**WHAT TO PRODUCE**
Return each of the rows below without any change, leaving the pictures out of your answer.

Collected data:
┄┄┄┄┄┄┄┄┄┄┄┄┄┄┄┄┄┄┄┄

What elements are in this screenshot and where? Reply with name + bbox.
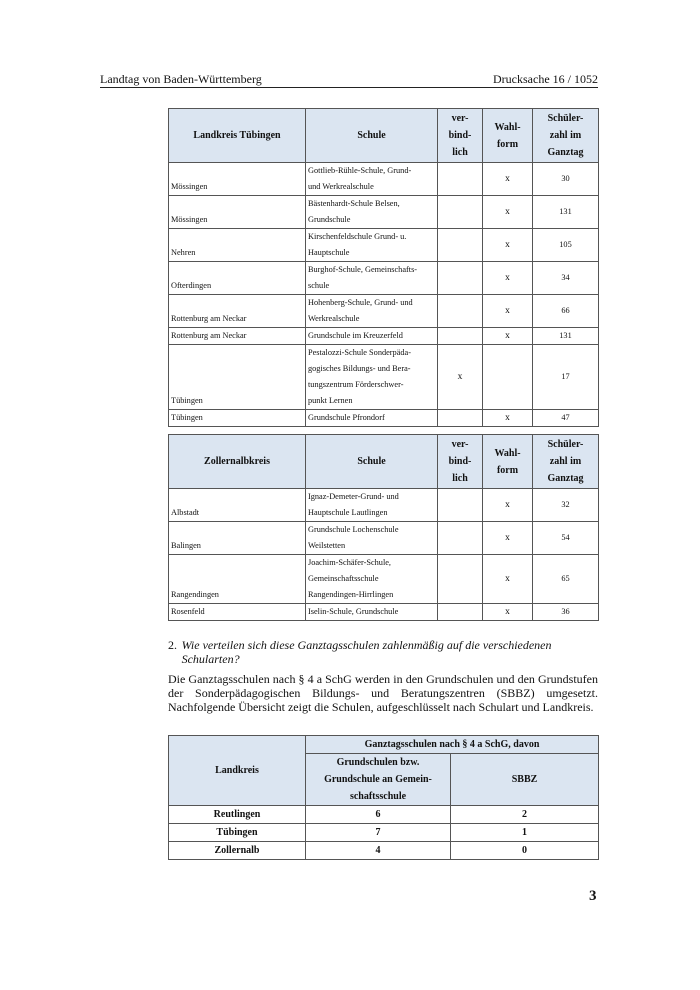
cell-schuelerzahl: 131 [533, 328, 599, 345]
cell-verbindlich [438, 522, 483, 555]
cell-schuelerzahl: 36 [533, 604, 599, 621]
header-landkreis: Landkreis Tübingen [169, 109, 306, 163]
table-row [169, 806, 599, 824]
table-row [169, 489, 599, 522]
table-row [169, 604, 599, 621]
table-landkreis-tuebingen [168, 108, 599, 427]
cell-grundschulen: 7 [306, 824, 451, 842]
cell-schule: Bästenhardt-Schule Belsen, Grundschule [306, 196, 438, 229]
header-document-number: Drucksache 16 / 1052 [493, 72, 598, 86]
cell-wahlform: x [483, 555, 533, 604]
cell-schule: Grundschule Lochenschule Weilstetten [306, 522, 438, 555]
cell-schuelerzahl: 54 [533, 522, 599, 555]
cell-wahlform: x [483, 295, 533, 328]
cell-ort: Albstadt [169, 489, 306, 522]
cell-grundschulen: 6 [306, 806, 451, 824]
table-row [169, 824, 599, 842]
page-number: 3 [589, 888, 597, 904]
question-text: Wie verteilen sich diese Ganztagsschulen zahlenmäßig auf die verschiedenen Schularten? [181, 638, 552, 666]
header-schuelerzahl: Schüler- zahl im Ganztag [533, 109, 599, 163]
cell-ort: Tübingen [169, 345, 306, 410]
cell-ort: Rottenburg am Neckar [169, 328, 306, 345]
cell-schule: Pestalozzi-Schule Sonderpäda- gogisches Bildungs- und Bera- tungszentrum Förderschwer- punkt Lernen [306, 345, 438, 410]
cell-ort: Balingen [169, 522, 306, 555]
header-sbbz: SBBZ [451, 754, 599, 806]
table-row [169, 196, 599, 229]
cell-landkreis: Reutlingen [169, 806, 306, 824]
header-verbindlich: ver- bind- lich [438, 109, 483, 163]
table-header-row [169, 109, 599, 163]
cell-verbindlich [438, 163, 483, 196]
cell-wahlform: x [483, 522, 533, 555]
cell-wahlform: x [483, 328, 533, 345]
header-grundschulen: Grundschulen bzw. Grundschule an Gemein- schaftsschule [306, 754, 451, 806]
cell-verbindlich [438, 295, 483, 328]
header-ganztagsschulen: Ganztagsschulen nach § 4 a SchG, davon [306, 736, 599, 754]
cell-ort: Mössingen [169, 196, 306, 229]
header-schuelerzahl: Schüler- zahl im Ganztag [533, 435, 599, 489]
cell-schuelerzahl: 131 [533, 196, 599, 229]
cell-schuelerzahl: 32 [533, 489, 599, 522]
table-row [169, 555, 599, 604]
table-row [169, 229, 599, 262]
cell-verbindlich [438, 328, 483, 345]
cell-verbindlich: x [438, 345, 483, 410]
cell-schule: Kirschenfeldschule Grund- u. Hauptschule [306, 229, 438, 262]
answer-paragraph: Die Ganztagsschulen nach § 4 a SchG werden in den Grundschulen und den Grundstufen der Sonderpädagogischen Bildungs- und Beratungszentren (SBBZ) umgesetzt. Nachfolgende Übersicht zeigt die Schulen, aufgeschlüsselt nach Schulart und Landkreis. [168, 672, 598, 714]
cell-schule: Hohenberg-Schule, Grund- und Werkrealschule [306, 295, 438, 328]
cell-sbbz: 1 [451, 824, 599, 842]
header-wahlform: Wahl- form [483, 109, 533, 163]
cell-wahlform: x [483, 410, 533, 427]
cell-wahlform: x [483, 604, 533, 621]
cell-wahlform [483, 345, 533, 410]
cell-wahlform: x [483, 163, 533, 196]
cell-schuelerzahl: 105 [533, 229, 599, 262]
table-row [169, 295, 599, 328]
cell-verbindlich [438, 229, 483, 262]
header-landkreis: Zollernalbkreis [169, 435, 306, 489]
cell-verbindlich [438, 604, 483, 621]
cell-ort: Nehren [169, 229, 306, 262]
question-2 [168, 638, 598, 666]
header-schule: Schule [306, 109, 438, 163]
cell-schuelerzahl: 66 [533, 295, 599, 328]
header-wahlform: Wahl- form [483, 435, 533, 489]
cell-landkreis: Tübingen [169, 824, 306, 842]
cell-schuelerzahl: 65 [533, 555, 599, 604]
table-row [169, 522, 599, 555]
cell-ort: Rottenburg am Neckar [169, 295, 306, 328]
cell-verbindlich [438, 410, 483, 427]
page-header [100, 72, 598, 88]
cell-sbbz: 2 [451, 806, 599, 824]
question-number: 2. [168, 638, 177, 652]
table-row [169, 345, 599, 410]
summary-header-row [169, 736, 599, 754]
cell-landkreis: Zollernalb [169, 842, 306, 860]
cell-wahlform: x [483, 489, 533, 522]
cell-wahlform: x [483, 229, 533, 262]
cell-wahlform: x [483, 262, 533, 295]
cell-schule: Joachim-Schäfer-Schule, Gemeinschaftsschule Rangendingen-Hirrlingen [306, 555, 438, 604]
table-row [169, 410, 599, 427]
cell-schuelerzahl: 17 [533, 345, 599, 410]
cell-grundschulen: 4 [306, 842, 451, 860]
cell-schule: Gottlieb-Rühle-Schule, Grund- und Werkrealschule [306, 163, 438, 196]
header-parliament: Landtag von Baden-Württemberg [100, 72, 262, 86]
cell-schule: Burghof-Schule, Gemeinschafts- schule [306, 262, 438, 295]
cell-schule: Iselin-Schule, Grundschule [306, 604, 438, 621]
cell-ort: Rosenfeld [169, 604, 306, 621]
cell-schuelerzahl: 30 [533, 163, 599, 196]
table-row [169, 163, 599, 196]
header-verbindlich: ver- bind- lich [438, 435, 483, 489]
cell-verbindlich [438, 262, 483, 295]
cell-schuelerzahl: 47 [533, 410, 599, 427]
table-row [169, 842, 599, 860]
cell-schule: Ignaz-Demeter-Grund- und Hauptschule Lautlingen [306, 489, 438, 522]
table-zollernalbkreis [168, 434, 599, 621]
header-schule: Schule [306, 435, 438, 489]
cell-schule: Grundschule Pfrondorf [306, 410, 438, 427]
cell-schuelerzahl: 34 [533, 262, 599, 295]
cell-verbindlich [438, 489, 483, 522]
table-summary [168, 735, 599, 860]
cell-schule: Grundschule im Kreuzerfeld [306, 328, 438, 345]
cell-verbindlich [438, 555, 483, 604]
cell-ort: Ofterdingen [169, 262, 306, 295]
cell-ort: Mössingen [169, 163, 306, 196]
header-landkreis: Landkreis [169, 736, 306, 806]
table-row [169, 328, 599, 345]
cell-ort: Tübingen [169, 410, 306, 427]
cell-ort: Rangendingen [169, 555, 306, 604]
table-header-row [169, 435, 599, 489]
cell-wahlform: x [483, 196, 533, 229]
table-row [169, 262, 599, 295]
cell-sbbz: 0 [451, 842, 599, 860]
cell-verbindlich [438, 196, 483, 229]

┄┄┄┄┄┄┄┄┄┄┄┄┄┄┄┄┄┄┄┄

**WRITTEN ANSWER**
What elements are in this screenshot and where? Reply with name + bbox.
cell-schuelerzahl: 131 [533, 328, 599, 345]
cell-verbindlich [438, 522, 483, 555]
cell-schuelerzahl: 36 [533, 604, 599, 621]
header-landkreis: Landkreis Tübingen [169, 109, 306, 163]
table-row [169, 806, 599, 824]
table-row [169, 489, 599, 522]
table-row [169, 604, 599, 621]
table-landkreis-tuebingen [168, 108, 599, 427]
cell-grundschulen: 7 [306, 824, 451, 842]
cell-schule: Bästenhardt-Schule Belsen, Grundschule [306, 196, 438, 229]
header-document-number: Drucksache 16 / 1052 [493, 72, 598, 86]
cell-wahlform: x [483, 555, 533, 604]
cell-schule: Grundschule Lochenschule Weilstetten [306, 522, 438, 555]
cell-schuelerzahl: 54 [533, 522, 599, 555]
cell-wahlform: x [483, 295, 533, 328]
cell-ort: Albstadt [169, 489, 306, 522]
cell-grundschulen: 6 [306, 806, 451, 824]
table-row [169, 824, 599, 842]
page-number: 3 [589, 888, 597, 904]
question-text: Wie verteilen sich diese Ganztagsschulen zahlenmäßig auf die verschiedenen Schularten? [181, 638, 552, 666]
header-schuelerzahl: Schüler- zahl im Ganztag [533, 109, 599, 163]
cell-ort: Tübingen [169, 345, 306, 410]
cell-ort: Rottenburg am Neckar [169, 328, 306, 345]
cell-schule: Pestalozzi-Schule Sonderpäda- gogisches Bildungs- und Bera- tungszentrum Förderschwer- punkt Lernen [306, 345, 438, 410]
cell-ort: Balingen [169, 522, 306, 555]
header-sbbz: SBBZ [451, 754, 599, 806]
table-row [169, 196, 599, 229]
cell-landkreis: Reutlingen [169, 806, 306, 824]
header-verbindlich: ver- bind- lich [438, 109, 483, 163]
table-header-row [169, 109, 599, 163]
cell-verbindlich [438, 163, 483, 196]
cell-wahlform: x [483, 522, 533, 555]
cell-wahlform: x [483, 328, 533, 345]
header-grundschulen: Grundschulen bzw. Grundschule an Gemein- schaftsschule [306, 754, 451, 806]
cell-verbindlich [438, 295, 483, 328]
header-ganztagsschulen: Ganztagsschulen nach § 4 a SchG, davon [306, 736, 599, 754]
cell-ort: Mössingen [169, 196, 306, 229]
header-schuelerzahl: Schüler- zahl im Ganztag [533, 435, 599, 489]
cell-schuelerzahl: 131 [533, 196, 599, 229]
cell-schuelerzahl: 32 [533, 489, 599, 522]
table-row [169, 555, 599, 604]
table-row [169, 229, 599, 262]
cell-verbindlich [438, 328, 483, 345]
cell-verbindlich: x [438, 345, 483, 410]
cell-schule: Kirschenfeldschule Grund- u. Hauptschule [306, 229, 438, 262]
answer-paragraph: Die Ganztagsschulen nach § 4 a SchG werden in den Grundschulen und den Grundstufen der Sonderpädagogischen Bildungs- und Beratungszentren (SBBZ) umgesetzt. Nachfolgende Übersicht zeigt die Schulen, aufgeschlüsselt nach Schulart und Landkreis. [168, 672, 598, 714]
cell-schule: Hohenberg-Schule, Grund- und Werkrealschule [306, 295, 438, 328]
cell-sbbz: 1 [451, 824, 599, 842]
header-wahlform: Wahl- form [483, 109, 533, 163]
cell-wahlform: x [483, 410, 533, 427]
cell-wahlform: x [483, 604, 533, 621]
cell-wahlform [483, 345, 533, 410]
cell-wahlform: x [483, 163, 533, 196]
cell-schuelerzahl: 105 [533, 229, 599, 262]
table-row [169, 295, 599, 328]
cell-verbindlich [438, 229, 483, 262]
header-landkreis: Zollernalbkreis [169, 435, 306, 489]
cell-verbindlich [438, 604, 483, 621]
cell-ort: Nehren [169, 229, 306, 262]
question-2 [168, 638, 598, 666]
header-schule: Schule [306, 109, 438, 163]
cell-schuelerzahl: 66 [533, 295, 599, 328]
header-wahlform: Wahl- form [483, 435, 533, 489]
cell-landkreis: Tübingen [169, 824, 306, 842]
cell-schuelerzahl: 65 [533, 555, 599, 604]
table-row [169, 522, 599, 555]
cell-ort: Rottenburg am Neckar [169, 295, 306, 328]
cell-verbindlich [438, 410, 483, 427]
page-header [100, 72, 598, 88]
cell-sbbz: 2 [451, 806, 599, 824]
question-number: 2. [168, 638, 177, 652]
table-row [169, 345, 599, 410]
summary-header-row [169, 736, 599, 754]
cell-landkreis: Zollernalb [169, 842, 306, 860]
cell-wahlform: x [483, 489, 533, 522]
cell-wahlform: x [483, 229, 533, 262]
cell-wahlform: x [483, 262, 533, 295]
cell-schule: Joachim-Schäfer-Schule, Gemeinschaftsschule Rangendingen-Hirrlingen [306, 555, 438, 604]
table-row [169, 410, 599, 427]
cell-schuelerzahl: 17 [533, 345, 599, 410]
cell-grundschulen: 4 [306, 842, 451, 860]
cell-schule: Gottlieb-Rühle-Schule, Grund- und Werkrealschule [306, 163, 438, 196]
header-parliament: Landtag von Baden-Württemberg [100, 72, 262, 86]
cell-schule: Burghof-Schule, Gemeinschafts- schule [306, 262, 438, 295]
cell-schule: Iselin-Schule, Grundschule [306, 604, 438, 621]
cell-ort: Rosenfeld [169, 604, 306, 621]
cell-schuelerzahl: 30 [533, 163, 599, 196]
table-row [169, 163, 599, 196]
header-verbindlich: ver- bind- lich [438, 435, 483, 489]
cell-verbindlich [438, 262, 483, 295]
cell-schuelerzahl: 47 [533, 410, 599, 427]
table-row [169, 842, 599, 860]
cell-schule: Ignaz-Demeter-Grund- und Hauptschule Lautlingen [306, 489, 438, 522]
table-zollernalbkreis [168, 434, 599, 621]
header-schule: Schule [306, 435, 438, 489]
cell-schule: Grundschule Pfrondorf [306, 410, 438, 427]
cell-schuelerzahl: 34 [533, 262, 599, 295]
cell-verbindlich [438, 489, 483, 522]
table-summary [168, 735, 599, 860]
cell-schule: Grundschule im Kreuzerfeld [306, 328, 438, 345]
cell-verbindlich [438, 555, 483, 604]
cell-ort: Ofterdingen [169, 262, 306, 295]
cell-ort: Mössingen [169, 163, 306, 196]
header-landkreis: Landkreis [169, 736, 306, 806]
table-row [169, 328, 599, 345]
cell-ort: Tübingen [169, 410, 306, 427]
cell-ort: Rangendingen [169, 555, 306, 604]
table-header-row [169, 435, 599, 489]
cell-wahlform: x [483, 196, 533, 229]
table-row [169, 262, 599, 295]
cell-sbbz: 0 [451, 842, 599, 860]
cell-verbindlich [438, 196, 483, 229]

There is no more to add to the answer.